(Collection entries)
—————

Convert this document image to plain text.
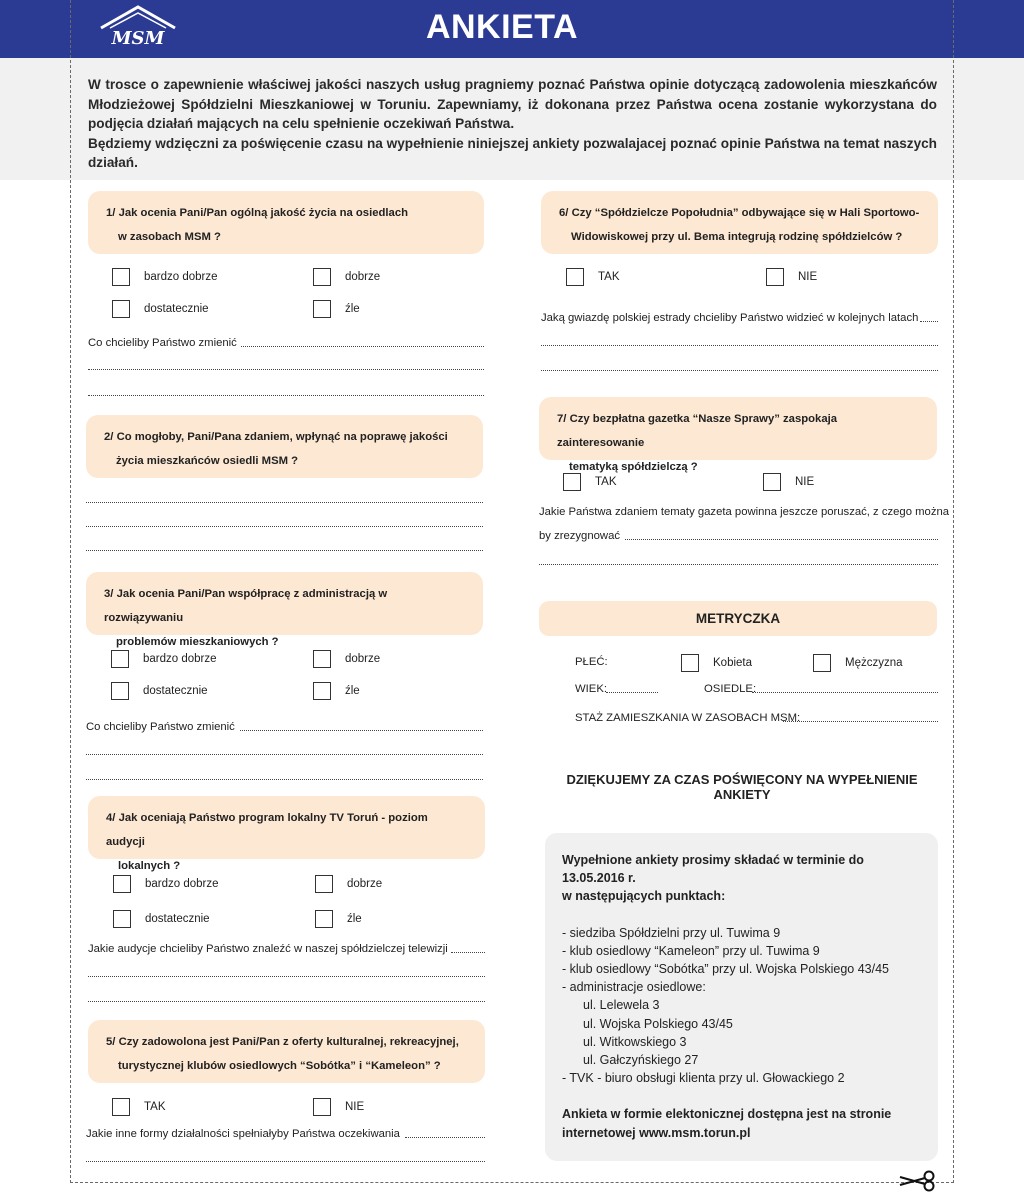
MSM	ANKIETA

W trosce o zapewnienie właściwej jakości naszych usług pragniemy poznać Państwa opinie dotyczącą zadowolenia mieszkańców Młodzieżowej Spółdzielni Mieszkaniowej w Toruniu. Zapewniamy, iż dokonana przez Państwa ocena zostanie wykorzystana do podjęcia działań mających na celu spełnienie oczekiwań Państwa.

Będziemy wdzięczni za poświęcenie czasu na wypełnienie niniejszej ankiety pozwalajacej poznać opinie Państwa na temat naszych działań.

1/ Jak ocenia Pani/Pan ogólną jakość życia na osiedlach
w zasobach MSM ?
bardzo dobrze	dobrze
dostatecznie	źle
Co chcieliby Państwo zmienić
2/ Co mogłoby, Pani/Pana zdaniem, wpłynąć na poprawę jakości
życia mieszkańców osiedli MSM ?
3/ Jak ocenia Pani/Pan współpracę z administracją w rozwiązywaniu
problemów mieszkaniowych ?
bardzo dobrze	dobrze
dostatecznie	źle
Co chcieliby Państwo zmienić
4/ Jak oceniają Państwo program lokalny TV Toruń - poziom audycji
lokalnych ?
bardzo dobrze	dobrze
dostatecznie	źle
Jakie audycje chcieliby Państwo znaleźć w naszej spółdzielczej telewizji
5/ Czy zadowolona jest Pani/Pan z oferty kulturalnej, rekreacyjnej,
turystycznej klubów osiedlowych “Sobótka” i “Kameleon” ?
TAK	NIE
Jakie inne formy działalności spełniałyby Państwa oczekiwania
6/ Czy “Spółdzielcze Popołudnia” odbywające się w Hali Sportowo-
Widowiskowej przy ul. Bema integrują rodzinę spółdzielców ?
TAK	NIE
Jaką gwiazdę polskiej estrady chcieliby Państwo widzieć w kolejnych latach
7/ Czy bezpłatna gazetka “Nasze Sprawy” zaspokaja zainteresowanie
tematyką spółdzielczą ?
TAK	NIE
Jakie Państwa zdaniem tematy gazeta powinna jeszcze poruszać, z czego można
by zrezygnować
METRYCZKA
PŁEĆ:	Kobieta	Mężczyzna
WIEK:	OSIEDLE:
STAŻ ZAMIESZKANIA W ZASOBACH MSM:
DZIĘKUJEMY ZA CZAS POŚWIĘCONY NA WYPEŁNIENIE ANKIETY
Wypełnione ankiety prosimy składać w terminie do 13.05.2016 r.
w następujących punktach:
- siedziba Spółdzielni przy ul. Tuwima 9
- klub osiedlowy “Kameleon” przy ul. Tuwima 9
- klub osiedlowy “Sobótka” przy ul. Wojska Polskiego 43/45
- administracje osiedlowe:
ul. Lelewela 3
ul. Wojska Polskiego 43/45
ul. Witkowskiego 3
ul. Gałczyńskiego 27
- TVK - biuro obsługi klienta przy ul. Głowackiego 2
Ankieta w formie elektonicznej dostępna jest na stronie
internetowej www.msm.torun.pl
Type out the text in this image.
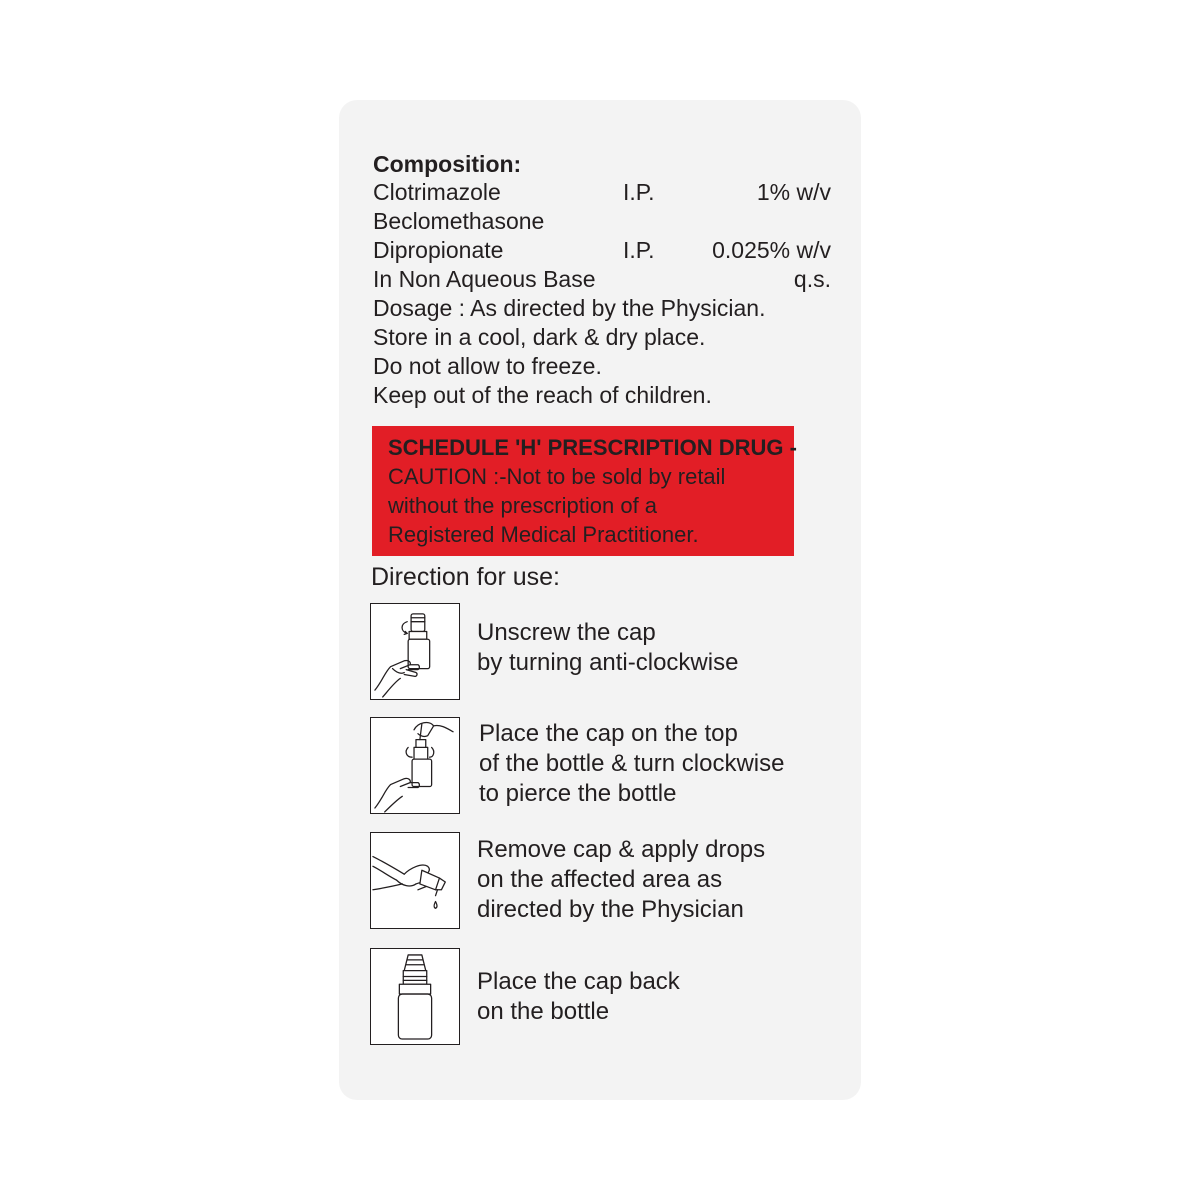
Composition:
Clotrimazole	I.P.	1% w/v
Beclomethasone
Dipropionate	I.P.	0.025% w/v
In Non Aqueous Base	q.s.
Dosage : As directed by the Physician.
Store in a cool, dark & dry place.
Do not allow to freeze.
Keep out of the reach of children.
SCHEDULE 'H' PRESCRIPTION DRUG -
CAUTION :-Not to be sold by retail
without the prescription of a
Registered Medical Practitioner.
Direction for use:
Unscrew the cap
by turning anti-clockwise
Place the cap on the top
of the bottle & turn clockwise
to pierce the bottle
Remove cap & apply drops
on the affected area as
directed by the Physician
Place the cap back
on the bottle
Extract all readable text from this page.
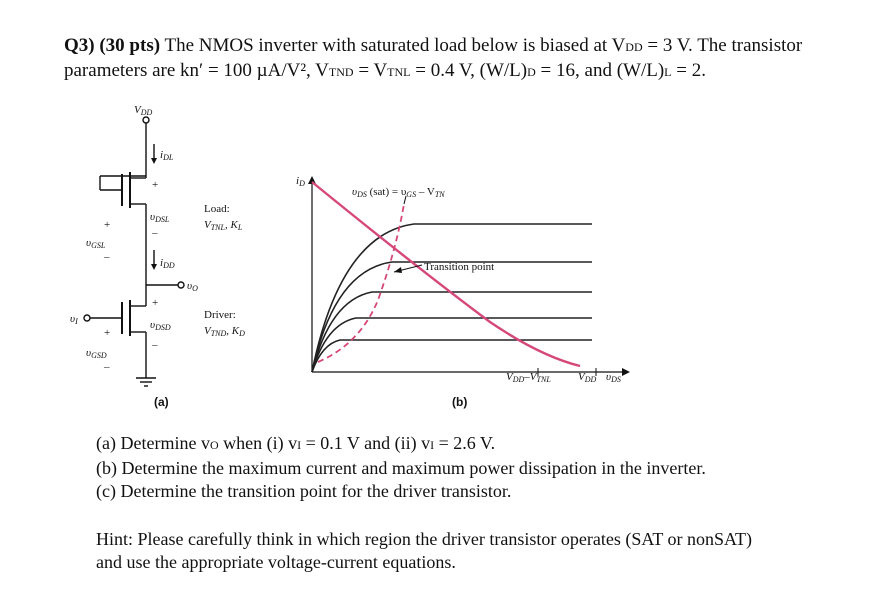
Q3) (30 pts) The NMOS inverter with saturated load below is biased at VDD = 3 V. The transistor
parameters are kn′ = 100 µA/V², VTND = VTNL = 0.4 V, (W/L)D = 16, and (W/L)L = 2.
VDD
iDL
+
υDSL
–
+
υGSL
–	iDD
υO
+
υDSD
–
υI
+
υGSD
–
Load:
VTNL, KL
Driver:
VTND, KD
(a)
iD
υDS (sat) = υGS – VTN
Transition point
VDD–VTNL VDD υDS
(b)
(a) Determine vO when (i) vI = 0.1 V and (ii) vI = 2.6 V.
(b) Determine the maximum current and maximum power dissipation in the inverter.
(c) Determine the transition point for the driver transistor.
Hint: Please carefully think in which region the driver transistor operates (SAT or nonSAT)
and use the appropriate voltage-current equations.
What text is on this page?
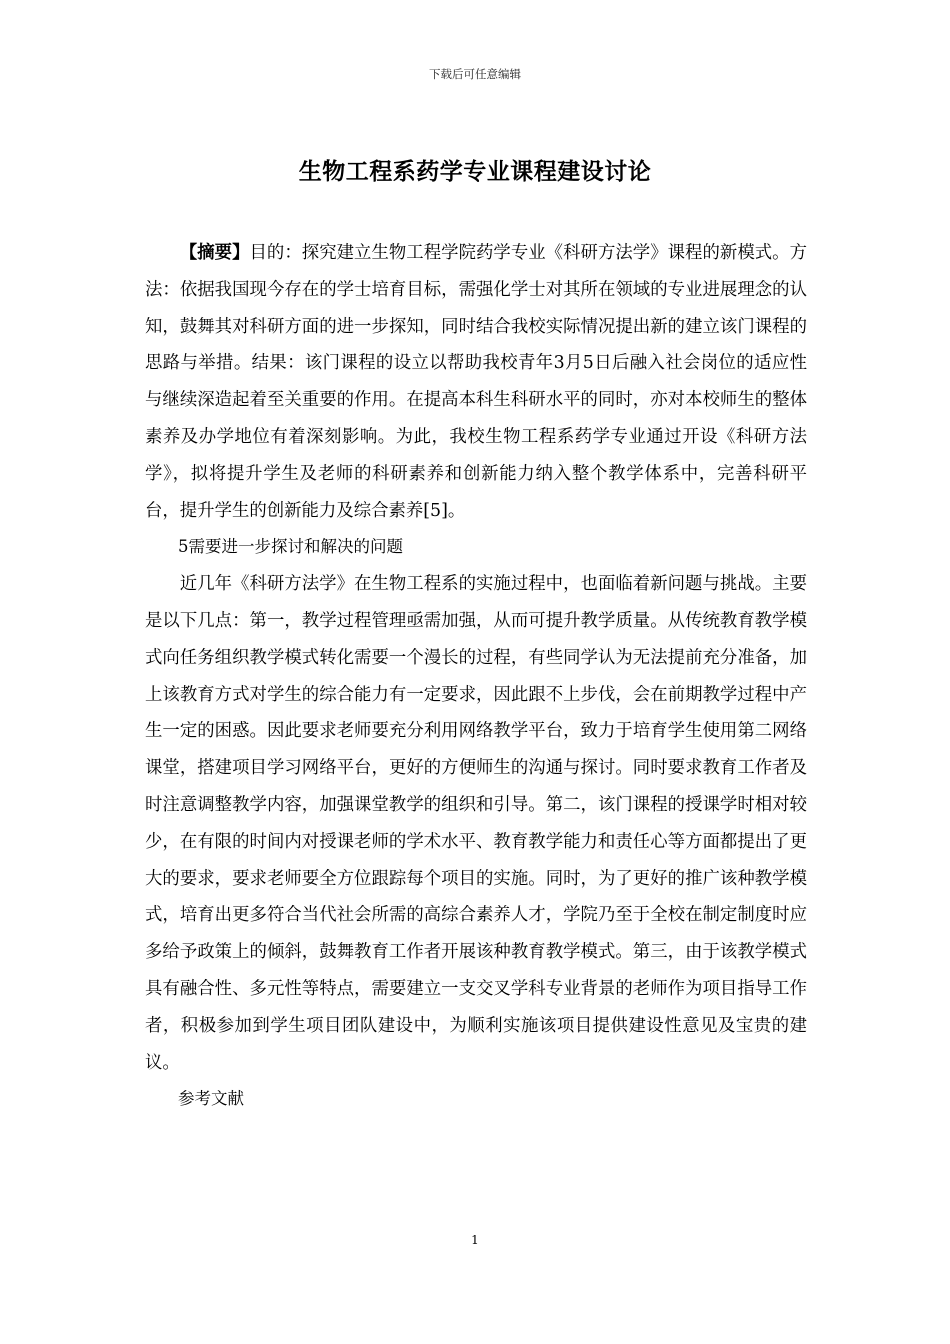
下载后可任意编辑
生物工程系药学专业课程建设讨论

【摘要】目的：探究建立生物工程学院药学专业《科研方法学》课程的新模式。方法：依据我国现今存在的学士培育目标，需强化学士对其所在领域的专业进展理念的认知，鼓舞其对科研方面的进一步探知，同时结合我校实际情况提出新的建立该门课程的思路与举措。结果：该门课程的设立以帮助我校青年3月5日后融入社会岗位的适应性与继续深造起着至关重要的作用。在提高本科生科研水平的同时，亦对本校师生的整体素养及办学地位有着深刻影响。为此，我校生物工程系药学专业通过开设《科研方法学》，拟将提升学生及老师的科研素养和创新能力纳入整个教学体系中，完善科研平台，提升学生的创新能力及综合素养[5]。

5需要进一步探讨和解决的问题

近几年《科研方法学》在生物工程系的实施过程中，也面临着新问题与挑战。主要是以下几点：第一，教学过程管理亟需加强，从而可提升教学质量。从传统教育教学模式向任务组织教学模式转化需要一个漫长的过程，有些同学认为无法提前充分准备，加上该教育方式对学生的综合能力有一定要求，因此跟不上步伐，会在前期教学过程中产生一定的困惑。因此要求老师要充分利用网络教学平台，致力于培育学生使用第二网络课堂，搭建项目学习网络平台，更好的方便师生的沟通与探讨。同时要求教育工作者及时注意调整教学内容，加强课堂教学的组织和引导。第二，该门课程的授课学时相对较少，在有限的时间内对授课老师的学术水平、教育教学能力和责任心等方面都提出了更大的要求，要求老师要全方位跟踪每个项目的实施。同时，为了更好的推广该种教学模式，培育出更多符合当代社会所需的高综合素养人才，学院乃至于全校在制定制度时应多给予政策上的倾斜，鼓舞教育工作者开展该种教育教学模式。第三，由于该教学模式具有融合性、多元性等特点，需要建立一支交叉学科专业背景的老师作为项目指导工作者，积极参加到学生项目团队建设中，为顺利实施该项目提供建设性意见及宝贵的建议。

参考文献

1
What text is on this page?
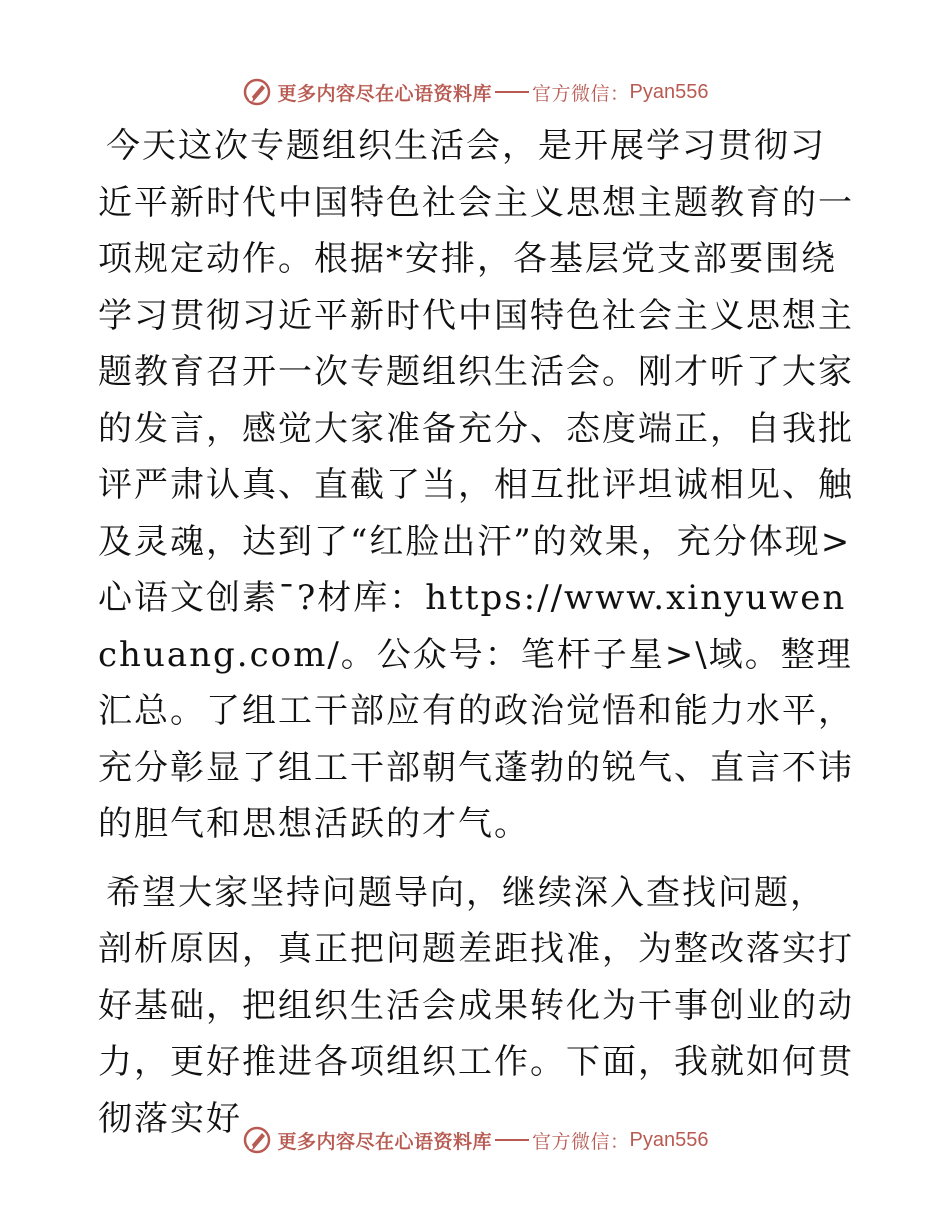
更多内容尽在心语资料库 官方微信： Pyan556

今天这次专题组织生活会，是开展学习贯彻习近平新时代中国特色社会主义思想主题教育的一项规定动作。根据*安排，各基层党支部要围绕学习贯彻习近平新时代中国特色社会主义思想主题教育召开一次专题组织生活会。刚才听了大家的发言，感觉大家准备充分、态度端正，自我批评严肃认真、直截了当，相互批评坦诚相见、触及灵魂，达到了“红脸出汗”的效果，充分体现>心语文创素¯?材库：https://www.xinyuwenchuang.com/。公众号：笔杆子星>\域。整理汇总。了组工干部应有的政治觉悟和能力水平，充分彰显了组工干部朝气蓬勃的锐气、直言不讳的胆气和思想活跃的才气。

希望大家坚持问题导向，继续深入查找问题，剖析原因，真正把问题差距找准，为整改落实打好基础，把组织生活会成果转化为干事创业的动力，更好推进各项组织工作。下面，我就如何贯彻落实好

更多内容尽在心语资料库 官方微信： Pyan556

—————

Select and copy each line from the data that includes the word "Państwo".

Co chcieliby Państwo zmienić
Co chcieliby Państwo zmienić
4/ Jak oceniają Państwo program lokalny TV Toruń - poziom audycji
Jakie audycje chcieliby Państwo znaleźć w naszej spółdzielczej telewizji
Jaką gwiazdę polskiej estrady chcieliby Państwo widzieć w kolejnych latach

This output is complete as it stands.